Exercise task: Report every line from the material that contains the word "season".

Exercise materials:
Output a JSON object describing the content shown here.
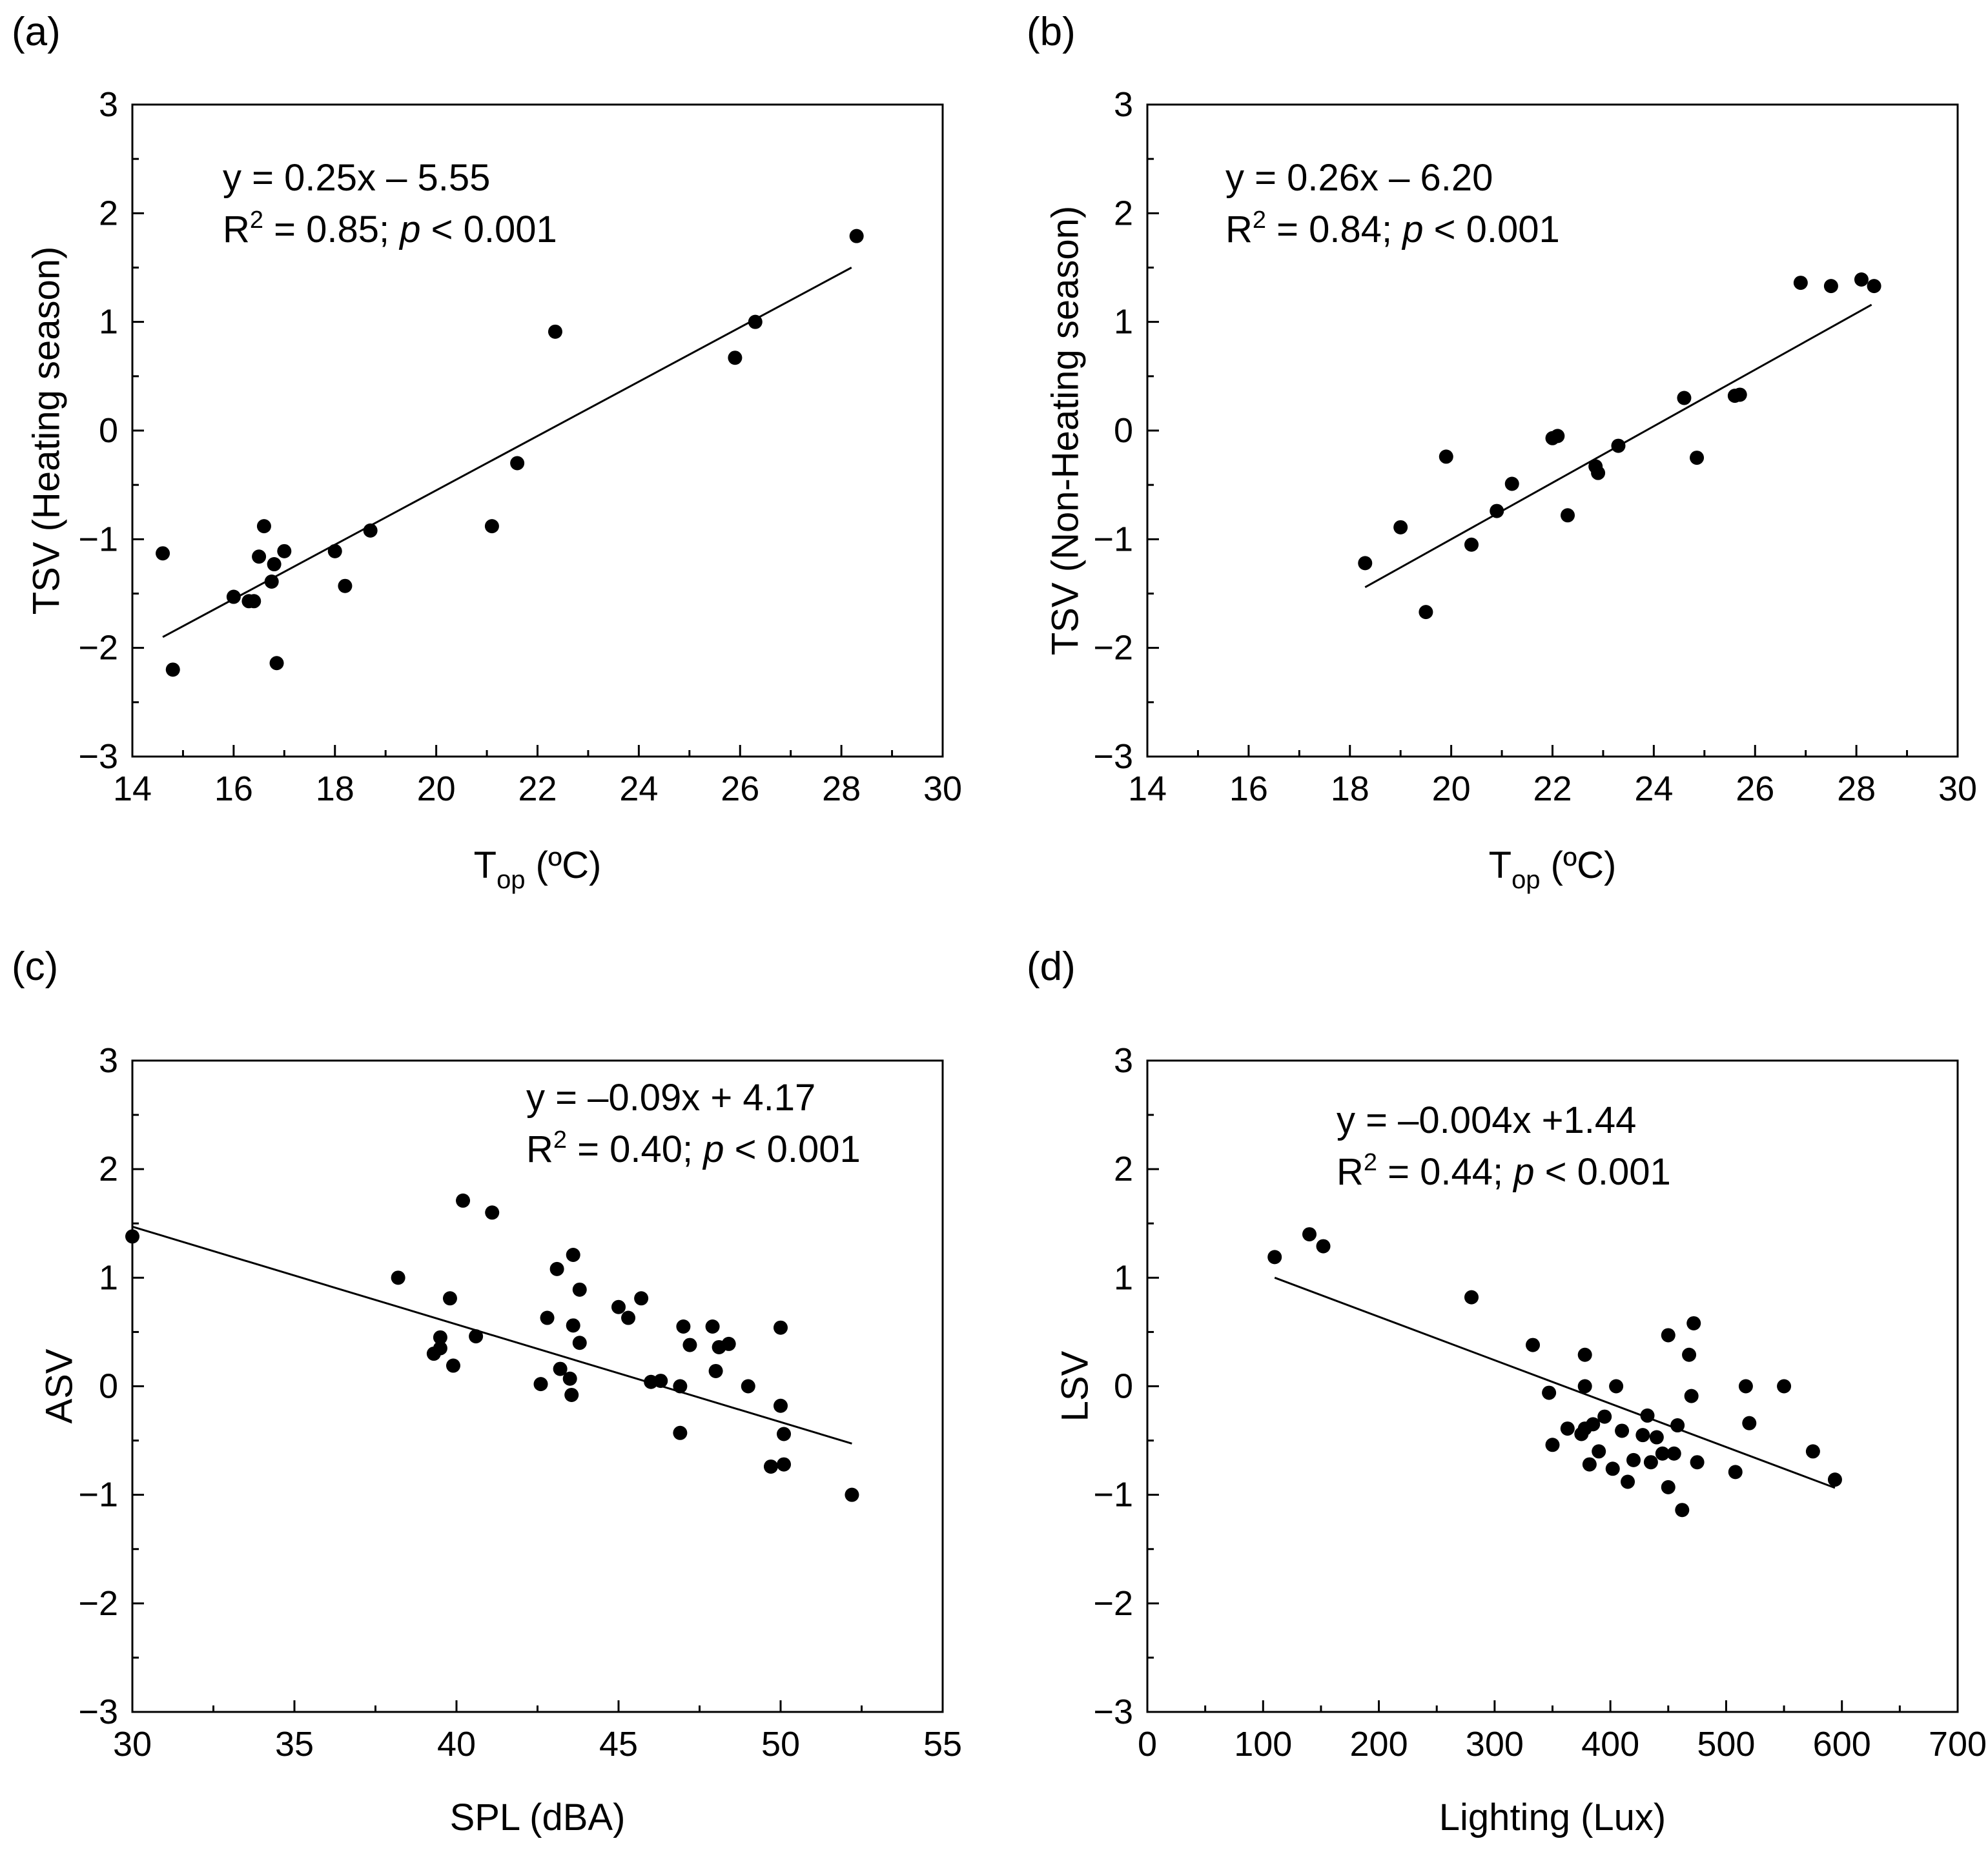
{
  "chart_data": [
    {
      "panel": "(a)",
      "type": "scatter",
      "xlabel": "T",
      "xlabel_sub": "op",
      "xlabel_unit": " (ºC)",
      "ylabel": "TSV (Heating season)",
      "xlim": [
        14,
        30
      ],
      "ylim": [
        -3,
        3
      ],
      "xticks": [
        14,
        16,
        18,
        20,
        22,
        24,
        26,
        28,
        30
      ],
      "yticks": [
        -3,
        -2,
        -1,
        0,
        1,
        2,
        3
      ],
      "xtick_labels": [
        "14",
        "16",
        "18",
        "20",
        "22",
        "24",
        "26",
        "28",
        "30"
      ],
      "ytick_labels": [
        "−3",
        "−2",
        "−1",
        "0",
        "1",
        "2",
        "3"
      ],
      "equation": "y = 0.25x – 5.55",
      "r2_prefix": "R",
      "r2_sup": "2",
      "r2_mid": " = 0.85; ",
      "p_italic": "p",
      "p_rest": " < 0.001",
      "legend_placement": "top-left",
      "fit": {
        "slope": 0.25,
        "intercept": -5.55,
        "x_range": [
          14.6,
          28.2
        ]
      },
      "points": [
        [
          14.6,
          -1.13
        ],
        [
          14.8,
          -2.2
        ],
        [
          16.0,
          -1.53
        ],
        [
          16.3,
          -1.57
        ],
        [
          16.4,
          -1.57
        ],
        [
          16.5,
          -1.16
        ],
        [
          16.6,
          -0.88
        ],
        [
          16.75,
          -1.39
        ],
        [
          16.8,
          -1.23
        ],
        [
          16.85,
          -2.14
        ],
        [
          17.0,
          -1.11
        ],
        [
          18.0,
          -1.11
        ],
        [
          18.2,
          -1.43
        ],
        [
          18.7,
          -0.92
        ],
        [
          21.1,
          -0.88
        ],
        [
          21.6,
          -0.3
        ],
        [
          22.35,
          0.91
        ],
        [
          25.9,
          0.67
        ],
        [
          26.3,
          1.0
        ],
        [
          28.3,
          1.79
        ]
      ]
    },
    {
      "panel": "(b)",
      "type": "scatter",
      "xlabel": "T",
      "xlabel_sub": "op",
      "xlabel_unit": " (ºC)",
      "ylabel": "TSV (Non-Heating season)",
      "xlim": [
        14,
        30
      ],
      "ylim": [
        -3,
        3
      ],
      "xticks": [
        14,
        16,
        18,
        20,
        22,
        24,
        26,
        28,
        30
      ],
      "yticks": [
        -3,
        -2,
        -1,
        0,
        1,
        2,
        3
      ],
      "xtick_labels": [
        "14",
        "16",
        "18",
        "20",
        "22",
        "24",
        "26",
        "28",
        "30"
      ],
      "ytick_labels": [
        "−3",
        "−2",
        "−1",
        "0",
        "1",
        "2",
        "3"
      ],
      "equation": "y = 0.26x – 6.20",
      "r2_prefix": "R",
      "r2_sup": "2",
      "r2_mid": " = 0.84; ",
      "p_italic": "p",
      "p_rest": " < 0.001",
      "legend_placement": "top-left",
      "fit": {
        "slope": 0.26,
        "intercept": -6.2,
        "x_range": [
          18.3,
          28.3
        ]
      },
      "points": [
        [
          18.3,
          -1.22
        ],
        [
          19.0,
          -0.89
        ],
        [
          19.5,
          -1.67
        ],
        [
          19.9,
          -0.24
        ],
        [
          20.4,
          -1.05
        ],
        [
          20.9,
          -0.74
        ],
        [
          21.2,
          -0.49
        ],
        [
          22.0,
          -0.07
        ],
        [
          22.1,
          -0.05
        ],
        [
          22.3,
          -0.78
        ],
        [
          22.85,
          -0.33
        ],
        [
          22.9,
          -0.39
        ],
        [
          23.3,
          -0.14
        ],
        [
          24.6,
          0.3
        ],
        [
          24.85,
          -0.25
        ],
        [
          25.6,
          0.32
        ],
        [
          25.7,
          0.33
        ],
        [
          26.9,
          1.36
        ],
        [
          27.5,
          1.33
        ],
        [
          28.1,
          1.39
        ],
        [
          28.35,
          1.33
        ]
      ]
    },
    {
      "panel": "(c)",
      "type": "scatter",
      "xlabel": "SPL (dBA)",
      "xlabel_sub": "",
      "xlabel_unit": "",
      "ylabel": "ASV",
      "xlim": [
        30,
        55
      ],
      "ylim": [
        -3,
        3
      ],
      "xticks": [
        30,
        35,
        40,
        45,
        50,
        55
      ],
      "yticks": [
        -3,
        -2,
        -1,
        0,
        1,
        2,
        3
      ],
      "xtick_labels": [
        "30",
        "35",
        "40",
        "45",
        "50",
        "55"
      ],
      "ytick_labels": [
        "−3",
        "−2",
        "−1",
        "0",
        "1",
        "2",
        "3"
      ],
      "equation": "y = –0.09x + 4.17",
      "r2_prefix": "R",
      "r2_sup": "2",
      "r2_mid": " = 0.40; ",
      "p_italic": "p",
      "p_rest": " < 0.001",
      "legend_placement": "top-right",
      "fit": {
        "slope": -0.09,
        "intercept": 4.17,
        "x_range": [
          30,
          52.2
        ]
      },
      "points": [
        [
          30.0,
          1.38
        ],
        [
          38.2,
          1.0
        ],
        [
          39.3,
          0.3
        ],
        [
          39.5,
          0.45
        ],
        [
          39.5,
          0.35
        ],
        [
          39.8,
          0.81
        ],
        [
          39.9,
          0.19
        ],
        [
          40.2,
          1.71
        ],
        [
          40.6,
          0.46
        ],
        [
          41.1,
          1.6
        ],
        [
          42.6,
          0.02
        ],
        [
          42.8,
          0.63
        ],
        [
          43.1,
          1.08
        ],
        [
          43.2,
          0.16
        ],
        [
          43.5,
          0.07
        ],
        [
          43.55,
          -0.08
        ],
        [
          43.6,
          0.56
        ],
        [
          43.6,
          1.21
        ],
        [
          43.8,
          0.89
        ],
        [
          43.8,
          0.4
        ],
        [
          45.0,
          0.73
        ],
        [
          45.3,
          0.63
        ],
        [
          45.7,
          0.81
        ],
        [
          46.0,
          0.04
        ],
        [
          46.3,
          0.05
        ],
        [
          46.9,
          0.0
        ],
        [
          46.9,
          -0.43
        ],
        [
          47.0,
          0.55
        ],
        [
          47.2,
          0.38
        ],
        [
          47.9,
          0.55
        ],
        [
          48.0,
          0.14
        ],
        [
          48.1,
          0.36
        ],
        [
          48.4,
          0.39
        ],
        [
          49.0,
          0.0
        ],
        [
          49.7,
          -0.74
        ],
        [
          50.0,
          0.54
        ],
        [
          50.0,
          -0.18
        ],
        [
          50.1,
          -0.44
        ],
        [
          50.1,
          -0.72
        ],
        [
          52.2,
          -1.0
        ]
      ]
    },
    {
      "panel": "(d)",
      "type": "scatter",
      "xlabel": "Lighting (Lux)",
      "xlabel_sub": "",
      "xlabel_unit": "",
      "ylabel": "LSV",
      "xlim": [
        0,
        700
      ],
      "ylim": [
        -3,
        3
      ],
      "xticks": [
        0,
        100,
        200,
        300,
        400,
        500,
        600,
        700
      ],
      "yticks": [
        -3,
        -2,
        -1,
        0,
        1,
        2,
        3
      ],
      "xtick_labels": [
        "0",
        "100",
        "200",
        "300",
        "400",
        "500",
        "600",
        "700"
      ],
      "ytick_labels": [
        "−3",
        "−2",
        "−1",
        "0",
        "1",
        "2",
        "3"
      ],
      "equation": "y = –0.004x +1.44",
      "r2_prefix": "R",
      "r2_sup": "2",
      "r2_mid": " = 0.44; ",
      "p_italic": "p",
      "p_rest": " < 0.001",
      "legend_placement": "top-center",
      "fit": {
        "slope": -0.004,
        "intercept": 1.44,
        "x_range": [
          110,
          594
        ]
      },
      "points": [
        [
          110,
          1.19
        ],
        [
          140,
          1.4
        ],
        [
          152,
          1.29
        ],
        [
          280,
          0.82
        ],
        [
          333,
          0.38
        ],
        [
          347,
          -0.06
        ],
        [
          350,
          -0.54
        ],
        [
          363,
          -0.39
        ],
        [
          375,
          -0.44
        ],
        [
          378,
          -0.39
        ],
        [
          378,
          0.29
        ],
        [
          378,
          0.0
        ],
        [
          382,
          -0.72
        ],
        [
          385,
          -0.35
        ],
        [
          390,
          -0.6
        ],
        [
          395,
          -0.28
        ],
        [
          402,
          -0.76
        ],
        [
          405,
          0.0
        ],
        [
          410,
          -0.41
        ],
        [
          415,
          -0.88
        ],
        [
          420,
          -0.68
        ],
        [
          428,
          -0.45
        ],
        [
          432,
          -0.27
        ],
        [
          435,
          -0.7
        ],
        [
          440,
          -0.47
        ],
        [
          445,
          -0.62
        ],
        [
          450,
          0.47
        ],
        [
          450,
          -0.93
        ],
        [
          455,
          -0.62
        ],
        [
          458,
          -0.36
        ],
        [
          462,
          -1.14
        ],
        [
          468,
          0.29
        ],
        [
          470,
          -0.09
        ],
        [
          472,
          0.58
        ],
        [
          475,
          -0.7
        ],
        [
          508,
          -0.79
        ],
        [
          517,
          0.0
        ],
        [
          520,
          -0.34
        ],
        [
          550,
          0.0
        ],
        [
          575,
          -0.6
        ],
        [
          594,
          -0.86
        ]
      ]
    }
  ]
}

Response to the exercise:
      "ylabel": "TSV (Heating season)",
      "ylabel": "TSV (Non-Heating season)",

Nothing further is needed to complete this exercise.